* [WORK TO DO] Print out each record below, unaltered and complete, without its images.

begin MATERIAL SUPPLIED

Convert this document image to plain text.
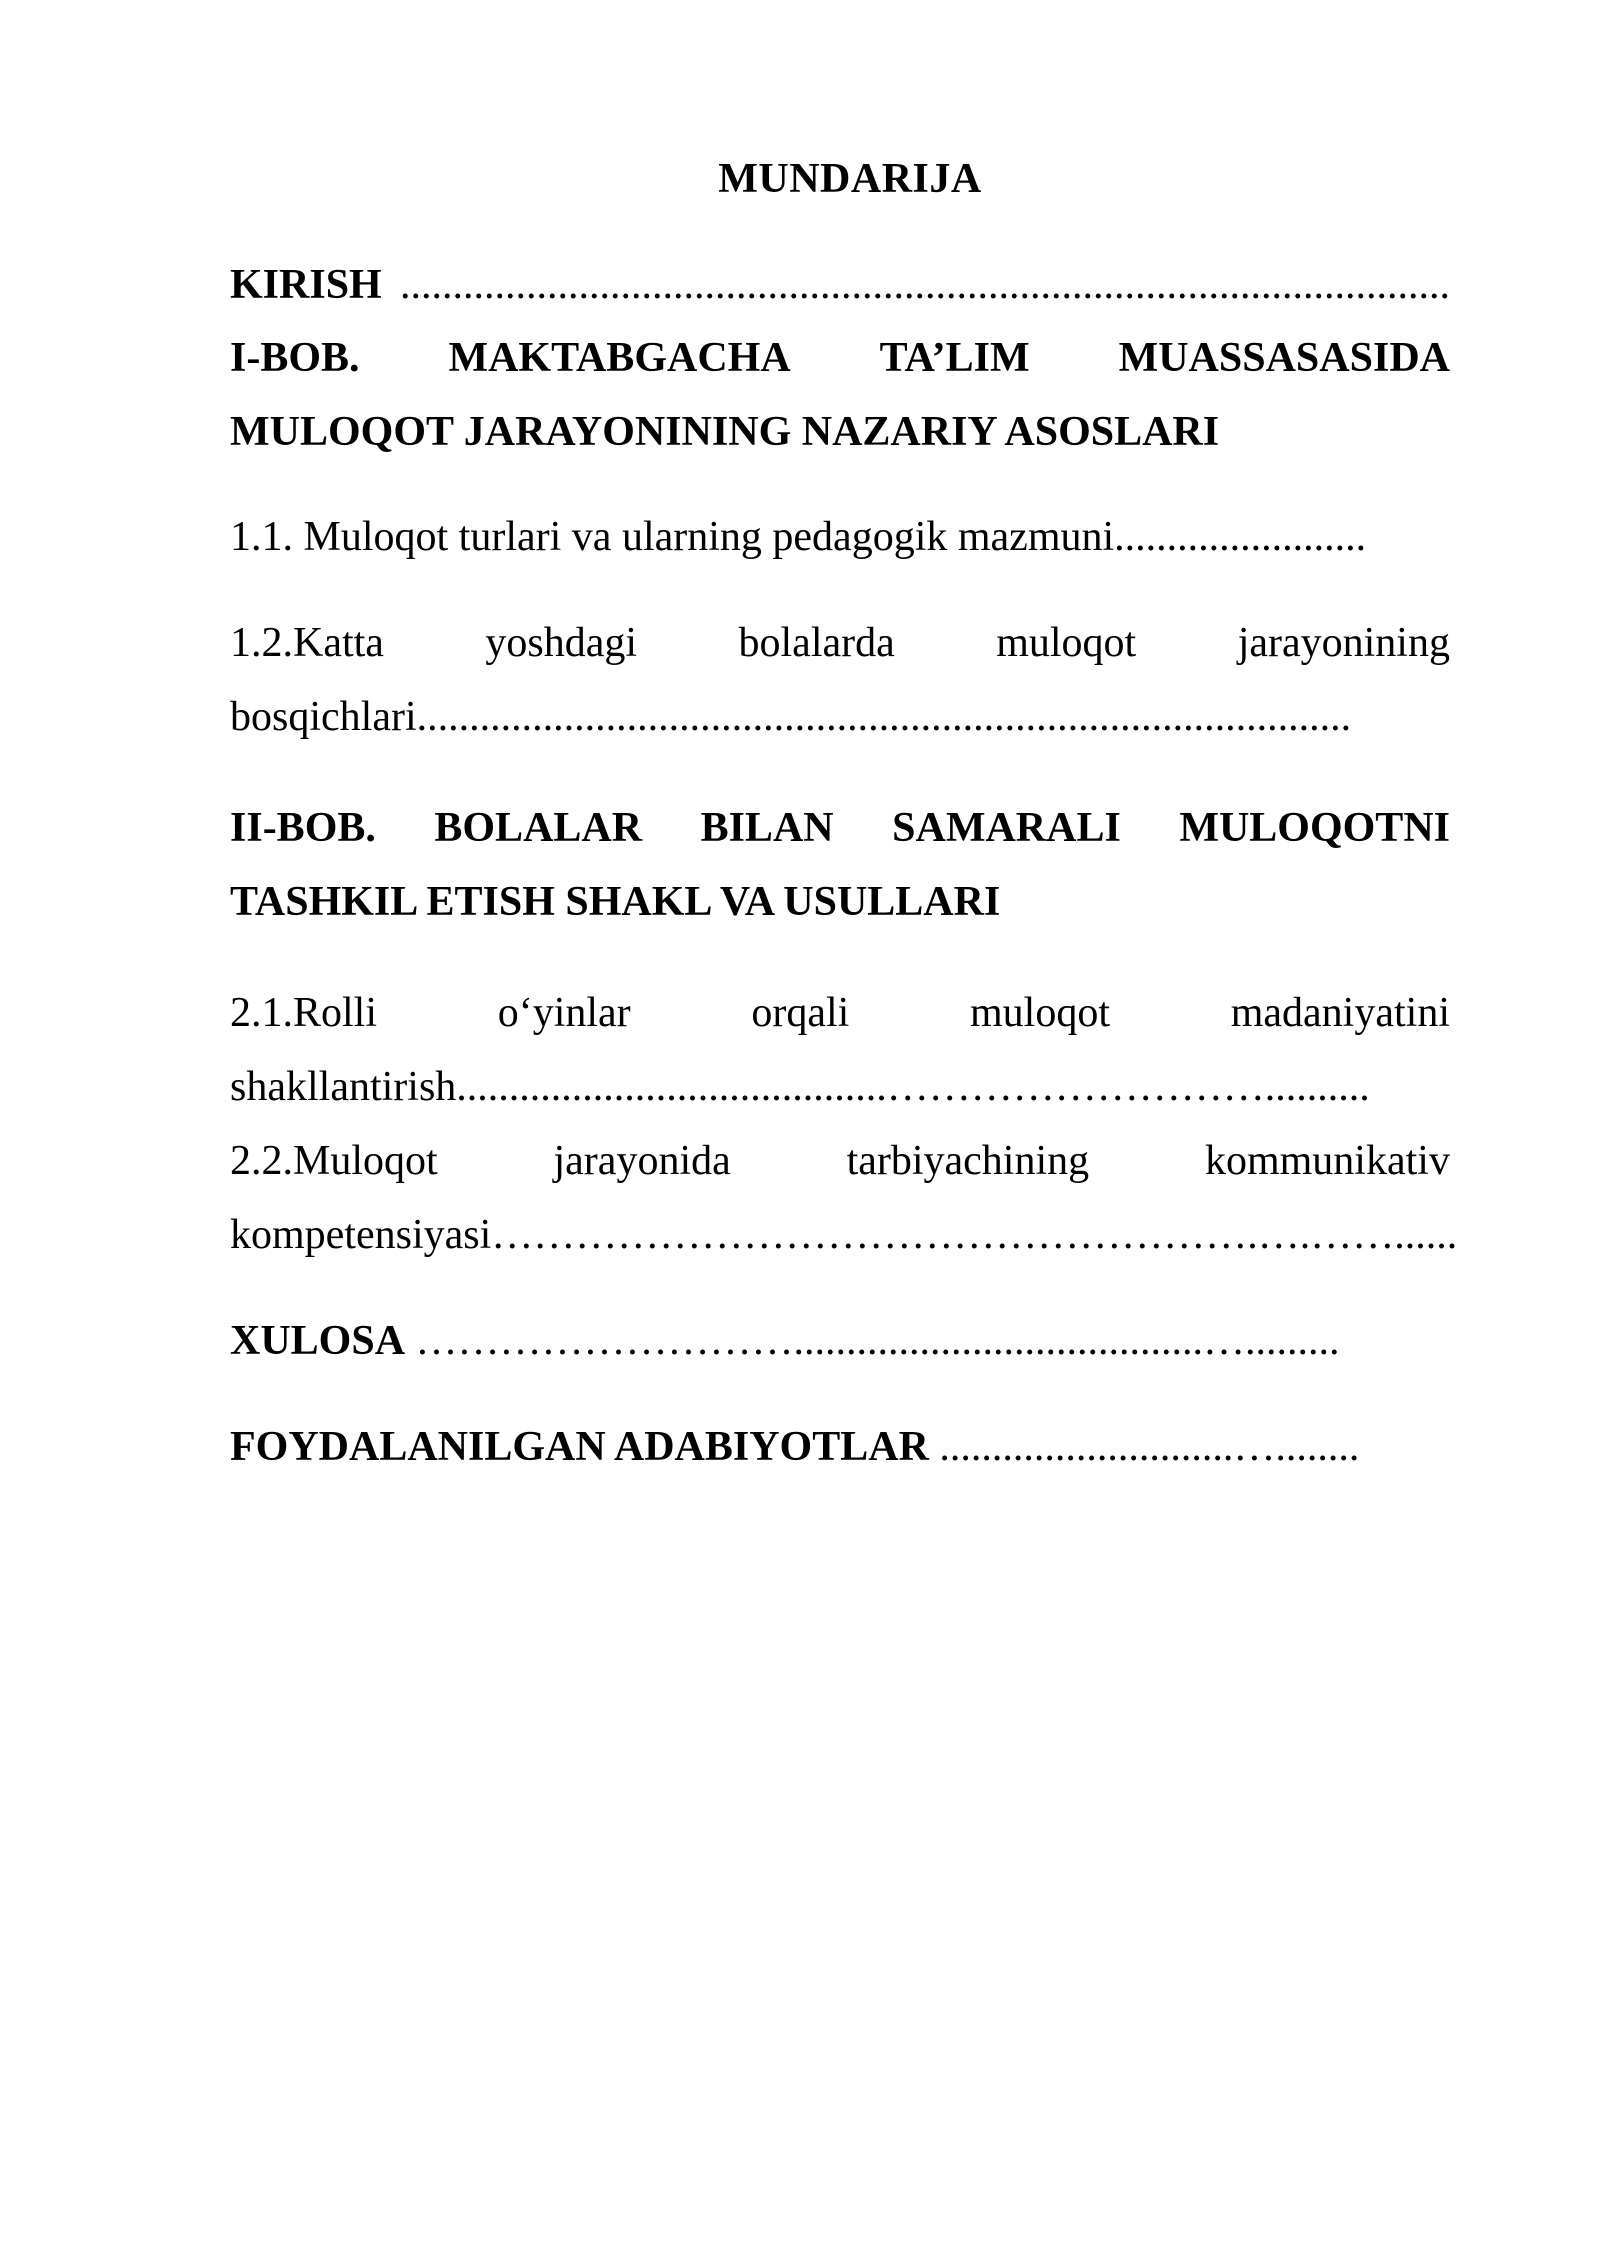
MUNDARIJA
KIRISH ....................................................................................................
I-BOB. MAKTABGACHA TA’LIM MUASSASASIDA
MULOQOT JARAYONINING NAZARIY ASOSLARI
1.1. Muloqot turlari va ularning pedagogik mazmuni........................
1.2.Katta yoshdagi bolalarda muloqot jarayonining
bosqichlari.........................................................................................
II-BOB. BOLALAR BILAN SAMARALI MULOQOTNI
TASHKIL ETISH SHAKL VA USULLARI
2.1.Rolli	o‘yinlar	orqali	muloqot	madaniyatini
shakllantirish.........................................………………………..........
2.2.Muloqot	jarayonida	tarbiyachining	kommunikativ
kompetensiyasi……………………………………………….….……......
XULOSA ……………………….......................................….........
FOYDALANILGAN ADABIYOTLAR ............................…........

end MATERIAL SUPPLIED

* [RESPONSE TO THIS TASK]
Convert this document image to plain text.
MUNDARIJA
KIRISH ....................................................................................................
I-BOB. MAKTABGACHA TA’LIM MUASSASASIDA
MULOQOT JARAYONINING NAZARIY ASOSLARI
1.1. Muloqot turlari va ularning pedagogik mazmuni........................
1.2.Katta yoshdagi bolalarda muloqot jarayonining
bosqichlari.........................................................................................
II-BOB. BOLALAR BILAN SAMARALI MULOQOTNI
TASHKIL ETISH SHAKL VA USULLARI
2.1.Rolli	o‘yinlar	orqali	muloqot	madaniyatini
shakllantirish.........................................………………………..........
2.2.Muloqot	jarayonida	tarbiyachining	kommunikativ
kompetensiyasi……………………………………………….….……......
XULOSA ……………………….......................................….........
FOYDALANILGAN ADABIYOTLAR ............................…........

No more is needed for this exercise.